(Chart and figure data)
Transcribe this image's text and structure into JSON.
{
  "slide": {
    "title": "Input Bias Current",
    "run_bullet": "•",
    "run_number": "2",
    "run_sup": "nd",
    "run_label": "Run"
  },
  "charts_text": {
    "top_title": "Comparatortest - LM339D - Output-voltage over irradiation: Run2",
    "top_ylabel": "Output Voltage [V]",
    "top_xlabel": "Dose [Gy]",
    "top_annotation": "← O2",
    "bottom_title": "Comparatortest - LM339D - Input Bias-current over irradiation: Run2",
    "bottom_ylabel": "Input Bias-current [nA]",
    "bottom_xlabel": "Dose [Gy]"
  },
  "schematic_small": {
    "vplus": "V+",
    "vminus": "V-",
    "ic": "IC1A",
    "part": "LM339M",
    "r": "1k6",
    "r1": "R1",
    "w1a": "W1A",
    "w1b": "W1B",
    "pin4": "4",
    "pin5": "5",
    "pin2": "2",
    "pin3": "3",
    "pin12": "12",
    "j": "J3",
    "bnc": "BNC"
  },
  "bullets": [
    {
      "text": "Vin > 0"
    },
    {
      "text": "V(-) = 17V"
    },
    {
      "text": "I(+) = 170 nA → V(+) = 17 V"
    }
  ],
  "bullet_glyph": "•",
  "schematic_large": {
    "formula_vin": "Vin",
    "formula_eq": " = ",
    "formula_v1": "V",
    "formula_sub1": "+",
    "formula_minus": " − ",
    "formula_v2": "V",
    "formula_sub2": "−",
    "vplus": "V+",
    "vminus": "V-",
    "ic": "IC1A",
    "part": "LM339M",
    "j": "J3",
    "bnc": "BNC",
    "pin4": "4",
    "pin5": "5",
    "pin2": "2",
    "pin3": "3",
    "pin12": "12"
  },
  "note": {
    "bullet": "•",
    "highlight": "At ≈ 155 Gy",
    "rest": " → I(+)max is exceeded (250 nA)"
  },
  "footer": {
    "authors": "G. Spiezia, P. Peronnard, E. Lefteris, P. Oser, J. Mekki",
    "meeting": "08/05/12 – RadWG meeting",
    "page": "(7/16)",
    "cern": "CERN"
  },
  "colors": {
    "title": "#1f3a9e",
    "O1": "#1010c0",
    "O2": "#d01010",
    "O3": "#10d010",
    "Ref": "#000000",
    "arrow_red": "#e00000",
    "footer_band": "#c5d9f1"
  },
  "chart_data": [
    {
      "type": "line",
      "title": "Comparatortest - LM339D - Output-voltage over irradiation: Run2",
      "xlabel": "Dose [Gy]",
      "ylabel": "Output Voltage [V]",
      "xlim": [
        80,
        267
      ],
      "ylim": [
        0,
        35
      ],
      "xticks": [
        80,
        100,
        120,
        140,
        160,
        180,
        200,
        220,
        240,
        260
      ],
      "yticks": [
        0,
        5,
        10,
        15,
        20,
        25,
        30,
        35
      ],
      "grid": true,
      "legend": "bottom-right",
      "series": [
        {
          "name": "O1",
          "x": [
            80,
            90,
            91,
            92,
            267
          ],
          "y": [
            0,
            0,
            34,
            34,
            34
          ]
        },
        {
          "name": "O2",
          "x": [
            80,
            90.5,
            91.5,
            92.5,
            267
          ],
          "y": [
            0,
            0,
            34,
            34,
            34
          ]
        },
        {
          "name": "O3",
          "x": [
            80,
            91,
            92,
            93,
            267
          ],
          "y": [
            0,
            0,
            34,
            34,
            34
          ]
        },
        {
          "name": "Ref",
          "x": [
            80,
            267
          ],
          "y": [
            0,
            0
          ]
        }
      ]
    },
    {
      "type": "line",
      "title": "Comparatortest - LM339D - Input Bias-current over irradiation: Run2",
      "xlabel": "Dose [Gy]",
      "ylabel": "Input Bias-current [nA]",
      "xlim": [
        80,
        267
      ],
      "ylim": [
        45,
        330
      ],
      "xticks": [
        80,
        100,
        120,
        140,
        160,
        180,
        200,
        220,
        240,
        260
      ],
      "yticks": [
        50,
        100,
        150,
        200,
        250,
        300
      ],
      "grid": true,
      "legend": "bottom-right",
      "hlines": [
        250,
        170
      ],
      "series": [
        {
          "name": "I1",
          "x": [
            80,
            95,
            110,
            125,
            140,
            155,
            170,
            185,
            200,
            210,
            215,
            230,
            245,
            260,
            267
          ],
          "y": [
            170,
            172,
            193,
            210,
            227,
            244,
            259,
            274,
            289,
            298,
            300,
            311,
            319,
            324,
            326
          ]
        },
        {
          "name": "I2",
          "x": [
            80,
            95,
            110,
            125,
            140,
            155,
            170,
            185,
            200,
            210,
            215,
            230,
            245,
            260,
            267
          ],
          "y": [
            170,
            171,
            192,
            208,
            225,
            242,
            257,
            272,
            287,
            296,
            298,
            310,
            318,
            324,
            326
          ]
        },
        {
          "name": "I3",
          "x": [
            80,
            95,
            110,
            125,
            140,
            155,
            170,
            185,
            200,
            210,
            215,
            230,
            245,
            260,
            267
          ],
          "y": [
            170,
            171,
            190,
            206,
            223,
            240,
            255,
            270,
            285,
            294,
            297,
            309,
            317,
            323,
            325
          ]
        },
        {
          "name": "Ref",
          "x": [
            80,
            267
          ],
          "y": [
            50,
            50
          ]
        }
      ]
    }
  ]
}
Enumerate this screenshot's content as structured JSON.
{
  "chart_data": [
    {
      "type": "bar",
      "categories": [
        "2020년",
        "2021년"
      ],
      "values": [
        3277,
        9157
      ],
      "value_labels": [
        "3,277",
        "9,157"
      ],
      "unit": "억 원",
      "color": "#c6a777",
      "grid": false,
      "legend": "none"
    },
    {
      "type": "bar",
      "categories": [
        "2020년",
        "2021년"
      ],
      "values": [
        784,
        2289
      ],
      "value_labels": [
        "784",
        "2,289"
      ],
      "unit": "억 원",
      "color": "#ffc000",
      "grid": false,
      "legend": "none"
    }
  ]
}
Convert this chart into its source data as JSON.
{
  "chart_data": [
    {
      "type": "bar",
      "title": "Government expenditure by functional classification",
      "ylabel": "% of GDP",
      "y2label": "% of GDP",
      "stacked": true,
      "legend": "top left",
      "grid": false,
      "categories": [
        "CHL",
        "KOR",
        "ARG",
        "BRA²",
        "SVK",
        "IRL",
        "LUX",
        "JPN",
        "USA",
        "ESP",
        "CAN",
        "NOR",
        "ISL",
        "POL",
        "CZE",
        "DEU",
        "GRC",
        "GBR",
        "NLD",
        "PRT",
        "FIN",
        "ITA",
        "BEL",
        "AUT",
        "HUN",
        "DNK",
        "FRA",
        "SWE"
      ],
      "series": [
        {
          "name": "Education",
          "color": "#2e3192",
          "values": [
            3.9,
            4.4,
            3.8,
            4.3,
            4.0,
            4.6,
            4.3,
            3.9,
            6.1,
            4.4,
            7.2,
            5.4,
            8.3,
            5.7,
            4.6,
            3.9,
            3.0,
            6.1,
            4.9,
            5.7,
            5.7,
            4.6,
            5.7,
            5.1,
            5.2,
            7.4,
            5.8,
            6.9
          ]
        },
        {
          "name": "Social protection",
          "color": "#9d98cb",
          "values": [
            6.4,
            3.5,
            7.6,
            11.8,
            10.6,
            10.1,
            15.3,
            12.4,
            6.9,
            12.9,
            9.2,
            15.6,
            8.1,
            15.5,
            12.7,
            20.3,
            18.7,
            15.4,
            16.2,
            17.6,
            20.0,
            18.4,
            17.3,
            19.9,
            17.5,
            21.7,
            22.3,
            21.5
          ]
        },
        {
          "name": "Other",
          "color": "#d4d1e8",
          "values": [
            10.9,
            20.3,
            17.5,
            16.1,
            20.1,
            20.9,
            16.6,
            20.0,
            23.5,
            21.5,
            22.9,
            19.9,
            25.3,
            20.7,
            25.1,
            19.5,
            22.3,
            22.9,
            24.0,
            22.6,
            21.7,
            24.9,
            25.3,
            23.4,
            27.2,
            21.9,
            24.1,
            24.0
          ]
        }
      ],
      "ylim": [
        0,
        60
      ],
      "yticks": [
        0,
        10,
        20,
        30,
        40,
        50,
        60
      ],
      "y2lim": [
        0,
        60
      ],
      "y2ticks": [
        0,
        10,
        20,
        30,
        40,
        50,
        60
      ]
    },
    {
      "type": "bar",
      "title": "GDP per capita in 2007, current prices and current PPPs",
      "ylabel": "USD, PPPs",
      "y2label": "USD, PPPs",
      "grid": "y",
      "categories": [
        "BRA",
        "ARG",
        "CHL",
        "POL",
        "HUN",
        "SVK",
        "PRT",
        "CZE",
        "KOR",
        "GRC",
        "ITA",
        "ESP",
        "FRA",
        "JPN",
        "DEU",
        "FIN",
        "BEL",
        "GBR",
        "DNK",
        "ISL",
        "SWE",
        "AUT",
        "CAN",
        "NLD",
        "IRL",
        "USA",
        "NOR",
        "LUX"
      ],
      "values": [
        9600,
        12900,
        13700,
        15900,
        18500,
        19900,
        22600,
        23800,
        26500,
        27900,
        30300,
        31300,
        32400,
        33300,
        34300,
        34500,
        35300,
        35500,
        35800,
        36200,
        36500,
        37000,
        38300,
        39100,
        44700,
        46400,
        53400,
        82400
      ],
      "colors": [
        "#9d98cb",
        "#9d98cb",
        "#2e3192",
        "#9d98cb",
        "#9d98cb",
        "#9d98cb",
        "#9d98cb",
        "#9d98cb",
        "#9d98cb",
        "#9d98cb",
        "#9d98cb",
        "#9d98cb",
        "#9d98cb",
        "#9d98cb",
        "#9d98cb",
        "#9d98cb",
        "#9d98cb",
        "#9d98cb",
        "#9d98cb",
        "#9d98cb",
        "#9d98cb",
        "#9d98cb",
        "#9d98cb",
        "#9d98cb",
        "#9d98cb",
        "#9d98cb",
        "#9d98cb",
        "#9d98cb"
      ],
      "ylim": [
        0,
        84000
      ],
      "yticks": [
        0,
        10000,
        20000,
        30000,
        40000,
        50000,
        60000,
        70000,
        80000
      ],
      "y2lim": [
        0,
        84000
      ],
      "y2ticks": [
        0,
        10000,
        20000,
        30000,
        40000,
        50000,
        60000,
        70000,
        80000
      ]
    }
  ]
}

* **Aim of the task**: Search the data for the word "name" and copy each line where it appears.

* **Result of the task**:
          "name": "O1",
          "name": "O2",
          "name": "O3",
          "name": "Ref",
          "name": "I1",
          "name": "I2",
          "name": "I3",
          "name": "Ref",
          "name": "Education",
          "name": "Social protection",
          "name": "Other",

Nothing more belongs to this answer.